**TASK**
Could you print all the entries exactly?

>>

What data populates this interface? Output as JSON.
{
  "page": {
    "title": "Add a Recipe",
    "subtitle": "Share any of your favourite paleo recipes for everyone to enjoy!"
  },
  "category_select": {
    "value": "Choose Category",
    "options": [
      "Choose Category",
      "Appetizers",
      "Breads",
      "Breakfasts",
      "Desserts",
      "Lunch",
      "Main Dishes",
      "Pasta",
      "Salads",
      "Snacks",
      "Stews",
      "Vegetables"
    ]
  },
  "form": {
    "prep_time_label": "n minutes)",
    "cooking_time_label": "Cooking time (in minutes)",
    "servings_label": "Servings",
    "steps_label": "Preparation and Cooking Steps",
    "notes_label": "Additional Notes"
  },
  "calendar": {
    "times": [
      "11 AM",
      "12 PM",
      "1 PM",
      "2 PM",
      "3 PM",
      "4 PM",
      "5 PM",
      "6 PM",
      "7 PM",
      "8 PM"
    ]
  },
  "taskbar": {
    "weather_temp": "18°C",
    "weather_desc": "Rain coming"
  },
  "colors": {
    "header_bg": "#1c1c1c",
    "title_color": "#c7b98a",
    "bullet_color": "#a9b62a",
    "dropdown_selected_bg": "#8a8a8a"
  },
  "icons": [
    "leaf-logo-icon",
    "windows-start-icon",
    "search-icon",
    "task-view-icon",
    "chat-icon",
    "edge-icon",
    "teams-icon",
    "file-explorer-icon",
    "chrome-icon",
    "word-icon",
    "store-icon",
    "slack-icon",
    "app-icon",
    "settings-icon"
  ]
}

<<

**RESULT**
What data populates this interface? Output as JSON.
{
  "page": {
    "title": "Add a Recipe",
    "subtitle": "Share any of your favourite paleo recipes for everyone to enjoy!"
  },
  "category_select": {
    "value": "Choose Category",
    "options": [
      "Choose Category",
      "Appetizers",
      "Breads",
      "Breakfasts",
      "Desserts",
      "Lunch",
      "Main Dishes",
      "Pasta",
      "Salads",
      "Snacks",
      "Stews",
      "Vegetables"
    ]
  },
  "form": {
    "prep_time_label": "n minutes)",
    "cooking_time_label": "Cooking time (in minutes)",
    "servings_label": "Servings",
    "steps_label": "Preparation and Cooking Steps",
    "notes_label": "Additional Notes"
  },
  "calendar": {
    "times": [
      "11 AM",
      "12 PM",
      "1 PM",
      "2 PM",
      "3 PM",
      "4 PM",
      "5 PM",
      "6 PM",
      "7 PM",
      "8 PM"
    ]
  },
  "taskbar": {
    "weather_temp": "18°C",
    "weather_desc": "Rain coming"
  },
  "colors": {
    "header_bg": "#1c1c1c",
    "title_color": "#c7b98a",
    "bullet_color": "#a9b62a",
    "dropdown_selected_bg": "#8a8a8a"
  },
  "icons": [
    "leaf-logo-icon",
    "windows-start-icon",
    "search-icon",
    "task-view-icon",
    "chat-icon",
    "edge-icon",
    "teams-icon",
    "file-explorer-icon",
    "chrome-icon",
    "word-icon",
    "store-icon",
    "slack-icon",
    "app-icon",
    "settings-icon"
  ]
}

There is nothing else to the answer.